Io, che cerco il fattore umano in ogni cosa, trovo questa scelta a meno che non sia funzionale a coprire l'identità di un autore già conosciuto piuttosto comoda. Niente domande indiscrete, niente promozione, nessun bisogno di giustificare una conoscenza tanto precisa e approfondita di sentimenti poco nobili ed edificanti: insomma, libertà. Che però ha un prezzo: non incontrare mai lo sguardo del tuo lettore, non condividere mai la luce che passa in quello sguardo che ha trascorso ore là dove tu hai passato mesi o anni, in quello stesso mondo, in quelle stesse profondità, in quelle fantasie , in quel viaggio .
È un prezzo altissimo, secondo me. Ma io sono di un'altra generazione, una generazione di individualisti affamati di condivisione.

Dati registrati
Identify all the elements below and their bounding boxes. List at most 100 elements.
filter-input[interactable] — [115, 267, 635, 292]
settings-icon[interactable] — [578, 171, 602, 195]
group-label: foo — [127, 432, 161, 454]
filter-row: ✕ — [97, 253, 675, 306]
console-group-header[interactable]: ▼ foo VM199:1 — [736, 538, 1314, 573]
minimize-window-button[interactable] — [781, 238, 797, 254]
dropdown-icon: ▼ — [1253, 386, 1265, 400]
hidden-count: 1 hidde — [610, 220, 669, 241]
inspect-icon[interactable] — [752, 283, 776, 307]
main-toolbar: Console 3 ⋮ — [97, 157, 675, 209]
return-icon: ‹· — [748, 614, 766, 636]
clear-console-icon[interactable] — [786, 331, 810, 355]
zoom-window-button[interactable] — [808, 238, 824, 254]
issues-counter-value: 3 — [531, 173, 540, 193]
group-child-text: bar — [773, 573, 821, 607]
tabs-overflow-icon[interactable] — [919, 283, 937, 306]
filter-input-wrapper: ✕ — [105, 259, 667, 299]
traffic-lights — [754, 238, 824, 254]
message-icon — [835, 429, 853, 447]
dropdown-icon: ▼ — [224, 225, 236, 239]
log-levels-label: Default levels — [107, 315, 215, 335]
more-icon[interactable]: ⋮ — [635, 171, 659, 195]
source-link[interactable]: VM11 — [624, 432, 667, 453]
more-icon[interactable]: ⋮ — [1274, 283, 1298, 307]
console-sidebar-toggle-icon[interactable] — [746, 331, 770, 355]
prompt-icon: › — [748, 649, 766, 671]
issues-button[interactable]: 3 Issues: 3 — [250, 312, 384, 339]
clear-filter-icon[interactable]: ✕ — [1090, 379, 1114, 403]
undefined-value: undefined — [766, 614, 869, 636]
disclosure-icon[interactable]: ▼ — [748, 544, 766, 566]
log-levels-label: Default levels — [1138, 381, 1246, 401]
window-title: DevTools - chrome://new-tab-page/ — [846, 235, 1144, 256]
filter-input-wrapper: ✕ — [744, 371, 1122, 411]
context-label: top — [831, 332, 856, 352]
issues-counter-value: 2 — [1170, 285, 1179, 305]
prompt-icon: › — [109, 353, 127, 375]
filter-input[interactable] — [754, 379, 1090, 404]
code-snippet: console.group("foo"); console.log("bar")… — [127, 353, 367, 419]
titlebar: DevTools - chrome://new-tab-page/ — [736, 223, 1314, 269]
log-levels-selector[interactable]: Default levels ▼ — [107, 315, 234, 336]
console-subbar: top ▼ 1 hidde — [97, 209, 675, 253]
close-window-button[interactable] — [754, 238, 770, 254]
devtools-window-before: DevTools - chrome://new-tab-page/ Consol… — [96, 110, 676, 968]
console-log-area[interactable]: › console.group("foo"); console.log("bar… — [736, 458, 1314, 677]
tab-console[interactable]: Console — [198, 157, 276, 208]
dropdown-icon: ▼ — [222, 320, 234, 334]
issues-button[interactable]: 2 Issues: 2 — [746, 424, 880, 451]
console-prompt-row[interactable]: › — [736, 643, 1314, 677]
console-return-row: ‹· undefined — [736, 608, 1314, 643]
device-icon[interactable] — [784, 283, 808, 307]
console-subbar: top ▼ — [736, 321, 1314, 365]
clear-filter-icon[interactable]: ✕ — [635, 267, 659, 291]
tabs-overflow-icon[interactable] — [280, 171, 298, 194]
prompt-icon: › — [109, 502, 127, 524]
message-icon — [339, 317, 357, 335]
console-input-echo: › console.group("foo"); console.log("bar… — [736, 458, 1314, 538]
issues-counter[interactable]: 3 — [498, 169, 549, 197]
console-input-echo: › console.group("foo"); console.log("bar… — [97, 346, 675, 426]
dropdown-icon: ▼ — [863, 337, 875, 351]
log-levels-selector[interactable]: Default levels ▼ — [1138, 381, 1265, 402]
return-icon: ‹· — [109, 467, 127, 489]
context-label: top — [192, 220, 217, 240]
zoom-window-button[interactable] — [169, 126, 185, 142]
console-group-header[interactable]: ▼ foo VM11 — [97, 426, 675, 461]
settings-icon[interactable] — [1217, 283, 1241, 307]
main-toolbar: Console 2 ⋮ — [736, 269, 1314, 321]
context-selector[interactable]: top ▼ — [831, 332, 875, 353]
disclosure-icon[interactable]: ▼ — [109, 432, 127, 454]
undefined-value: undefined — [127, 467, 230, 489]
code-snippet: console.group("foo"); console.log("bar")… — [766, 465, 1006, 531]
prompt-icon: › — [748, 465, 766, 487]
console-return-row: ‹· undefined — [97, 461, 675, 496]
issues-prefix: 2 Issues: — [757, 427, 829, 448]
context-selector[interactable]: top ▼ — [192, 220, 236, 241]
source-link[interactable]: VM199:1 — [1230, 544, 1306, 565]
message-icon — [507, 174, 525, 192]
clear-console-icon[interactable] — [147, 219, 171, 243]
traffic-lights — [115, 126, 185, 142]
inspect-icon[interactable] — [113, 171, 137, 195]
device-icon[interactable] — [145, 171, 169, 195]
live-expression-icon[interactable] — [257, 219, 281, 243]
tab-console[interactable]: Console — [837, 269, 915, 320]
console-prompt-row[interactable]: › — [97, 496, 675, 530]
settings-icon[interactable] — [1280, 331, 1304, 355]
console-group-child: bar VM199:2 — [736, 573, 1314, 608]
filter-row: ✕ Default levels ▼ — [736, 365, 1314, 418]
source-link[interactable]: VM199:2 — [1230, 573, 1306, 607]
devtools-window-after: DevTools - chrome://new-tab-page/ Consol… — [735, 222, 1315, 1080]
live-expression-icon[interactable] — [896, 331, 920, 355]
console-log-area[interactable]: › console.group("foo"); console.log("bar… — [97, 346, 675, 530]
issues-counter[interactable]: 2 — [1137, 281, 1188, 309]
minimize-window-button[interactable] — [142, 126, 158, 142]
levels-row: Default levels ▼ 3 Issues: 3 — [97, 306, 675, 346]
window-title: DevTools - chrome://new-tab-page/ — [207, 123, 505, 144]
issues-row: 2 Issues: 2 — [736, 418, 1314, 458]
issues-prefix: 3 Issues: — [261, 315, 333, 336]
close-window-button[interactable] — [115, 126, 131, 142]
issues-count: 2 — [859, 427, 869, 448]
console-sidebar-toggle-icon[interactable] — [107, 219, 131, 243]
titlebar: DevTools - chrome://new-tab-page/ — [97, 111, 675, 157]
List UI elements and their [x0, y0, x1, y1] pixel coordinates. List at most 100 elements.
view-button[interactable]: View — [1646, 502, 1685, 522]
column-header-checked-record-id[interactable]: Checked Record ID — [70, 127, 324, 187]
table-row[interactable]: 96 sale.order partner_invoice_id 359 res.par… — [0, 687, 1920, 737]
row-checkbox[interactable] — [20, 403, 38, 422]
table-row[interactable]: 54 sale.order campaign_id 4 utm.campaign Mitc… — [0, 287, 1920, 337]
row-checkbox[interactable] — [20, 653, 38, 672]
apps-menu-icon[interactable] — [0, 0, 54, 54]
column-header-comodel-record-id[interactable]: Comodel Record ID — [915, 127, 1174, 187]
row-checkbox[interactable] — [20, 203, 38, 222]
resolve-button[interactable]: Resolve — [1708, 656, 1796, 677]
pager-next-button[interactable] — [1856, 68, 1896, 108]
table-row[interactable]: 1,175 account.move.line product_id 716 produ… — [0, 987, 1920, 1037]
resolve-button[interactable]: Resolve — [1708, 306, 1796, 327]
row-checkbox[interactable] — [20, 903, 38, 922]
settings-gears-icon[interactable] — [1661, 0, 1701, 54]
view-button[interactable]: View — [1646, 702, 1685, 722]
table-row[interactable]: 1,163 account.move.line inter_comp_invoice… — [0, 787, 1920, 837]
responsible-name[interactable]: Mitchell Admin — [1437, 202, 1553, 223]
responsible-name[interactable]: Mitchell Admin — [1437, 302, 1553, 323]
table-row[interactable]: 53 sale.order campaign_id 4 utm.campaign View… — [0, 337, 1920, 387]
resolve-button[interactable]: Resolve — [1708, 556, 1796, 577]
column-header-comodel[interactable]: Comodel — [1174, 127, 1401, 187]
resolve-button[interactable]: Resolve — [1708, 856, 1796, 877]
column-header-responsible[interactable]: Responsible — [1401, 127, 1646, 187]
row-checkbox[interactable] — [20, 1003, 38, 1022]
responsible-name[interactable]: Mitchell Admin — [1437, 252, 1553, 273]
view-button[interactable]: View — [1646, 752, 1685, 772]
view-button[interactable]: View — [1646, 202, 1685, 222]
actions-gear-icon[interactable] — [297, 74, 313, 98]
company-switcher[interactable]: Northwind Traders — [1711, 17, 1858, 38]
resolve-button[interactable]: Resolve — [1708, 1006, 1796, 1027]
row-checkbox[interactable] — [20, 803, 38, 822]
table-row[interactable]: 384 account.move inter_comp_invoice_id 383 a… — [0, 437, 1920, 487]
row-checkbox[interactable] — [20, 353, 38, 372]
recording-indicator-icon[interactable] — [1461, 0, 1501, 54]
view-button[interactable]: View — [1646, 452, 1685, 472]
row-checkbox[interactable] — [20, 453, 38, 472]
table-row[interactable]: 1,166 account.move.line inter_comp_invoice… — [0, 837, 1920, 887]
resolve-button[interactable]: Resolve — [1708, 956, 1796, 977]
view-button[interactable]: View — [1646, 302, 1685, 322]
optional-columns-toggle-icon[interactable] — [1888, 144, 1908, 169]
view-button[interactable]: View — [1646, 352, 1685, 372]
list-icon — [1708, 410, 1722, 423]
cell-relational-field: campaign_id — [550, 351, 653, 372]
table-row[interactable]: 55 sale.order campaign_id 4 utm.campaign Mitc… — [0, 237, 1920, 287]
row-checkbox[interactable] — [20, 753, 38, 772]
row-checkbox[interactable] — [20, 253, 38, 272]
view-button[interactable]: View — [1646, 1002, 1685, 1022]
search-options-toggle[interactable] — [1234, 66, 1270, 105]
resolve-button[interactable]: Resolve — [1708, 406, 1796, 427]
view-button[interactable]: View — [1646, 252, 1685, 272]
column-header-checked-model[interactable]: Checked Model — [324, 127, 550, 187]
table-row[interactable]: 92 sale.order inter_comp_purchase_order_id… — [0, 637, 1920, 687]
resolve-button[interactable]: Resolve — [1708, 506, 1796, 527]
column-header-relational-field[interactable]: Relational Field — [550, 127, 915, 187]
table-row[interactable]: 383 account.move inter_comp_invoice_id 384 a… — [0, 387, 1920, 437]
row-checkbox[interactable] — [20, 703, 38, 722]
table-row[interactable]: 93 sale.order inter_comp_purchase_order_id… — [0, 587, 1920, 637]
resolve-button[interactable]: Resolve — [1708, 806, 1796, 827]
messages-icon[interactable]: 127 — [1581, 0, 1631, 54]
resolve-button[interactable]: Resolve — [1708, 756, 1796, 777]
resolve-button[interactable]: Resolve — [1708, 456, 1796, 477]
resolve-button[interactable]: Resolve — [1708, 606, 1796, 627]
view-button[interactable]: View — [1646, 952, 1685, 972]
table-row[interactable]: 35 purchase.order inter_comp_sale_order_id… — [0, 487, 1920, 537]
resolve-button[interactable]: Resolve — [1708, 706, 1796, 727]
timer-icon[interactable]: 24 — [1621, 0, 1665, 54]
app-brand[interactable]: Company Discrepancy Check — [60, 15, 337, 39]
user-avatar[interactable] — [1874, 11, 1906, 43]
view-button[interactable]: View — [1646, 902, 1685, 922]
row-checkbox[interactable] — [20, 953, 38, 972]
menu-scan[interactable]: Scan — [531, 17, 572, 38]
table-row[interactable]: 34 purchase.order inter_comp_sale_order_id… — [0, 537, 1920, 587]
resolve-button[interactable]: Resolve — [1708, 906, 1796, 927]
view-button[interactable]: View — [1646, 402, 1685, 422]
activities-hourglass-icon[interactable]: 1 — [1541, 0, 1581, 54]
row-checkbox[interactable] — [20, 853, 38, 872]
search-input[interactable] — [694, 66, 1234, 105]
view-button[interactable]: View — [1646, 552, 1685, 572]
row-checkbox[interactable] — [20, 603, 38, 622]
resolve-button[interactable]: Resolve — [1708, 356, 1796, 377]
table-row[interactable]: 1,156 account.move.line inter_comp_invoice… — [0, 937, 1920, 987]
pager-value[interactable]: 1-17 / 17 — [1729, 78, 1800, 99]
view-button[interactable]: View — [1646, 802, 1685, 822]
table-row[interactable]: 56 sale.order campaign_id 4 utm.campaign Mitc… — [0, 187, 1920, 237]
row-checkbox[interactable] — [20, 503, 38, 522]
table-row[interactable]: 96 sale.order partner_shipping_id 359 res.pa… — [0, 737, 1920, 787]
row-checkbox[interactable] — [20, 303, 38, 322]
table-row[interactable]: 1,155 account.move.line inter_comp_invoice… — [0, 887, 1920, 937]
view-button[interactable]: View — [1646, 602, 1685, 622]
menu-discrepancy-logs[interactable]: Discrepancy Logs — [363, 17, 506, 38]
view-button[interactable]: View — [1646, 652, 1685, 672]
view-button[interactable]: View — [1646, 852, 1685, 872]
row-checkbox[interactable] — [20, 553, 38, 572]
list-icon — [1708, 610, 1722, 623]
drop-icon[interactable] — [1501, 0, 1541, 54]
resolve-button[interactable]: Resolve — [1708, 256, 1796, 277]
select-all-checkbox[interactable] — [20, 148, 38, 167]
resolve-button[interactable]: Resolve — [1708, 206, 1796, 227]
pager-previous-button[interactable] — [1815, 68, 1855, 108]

Cosa fare
Riporta fedelmente il passo del testo di studio che parte da "Io, che cerco" e prosegue fino a "affamati di condivisione.".

Soluzione
Io, che cerco il fattore umano in ogni cosa, trovo questa scelta a meno che non sia funzionale a coprire l'identità di un autore già conosciuto piuttosto comoda. Niente domande indiscrete, niente promozione, nessun bisogno di giustificare una conoscenza tanto precisa e approfondita di sentimenti poco nobili ed edificanti: insomma, libertà. Che però ha un prezzo: non incontrare mai lo sguardo del tuo lettore, non condividere mai la luce che passa in quello sguardo che ha trascorso ore là dove tu hai passato mesi o anni, in quello stesso mondo, in quelle stesse profondità, in quelle fantasie , in quel viaggio .
È un prezzo altissimo, secondo me. Ma io sono di un'altra generazione, una generazione di individualisti affamati di condivisione.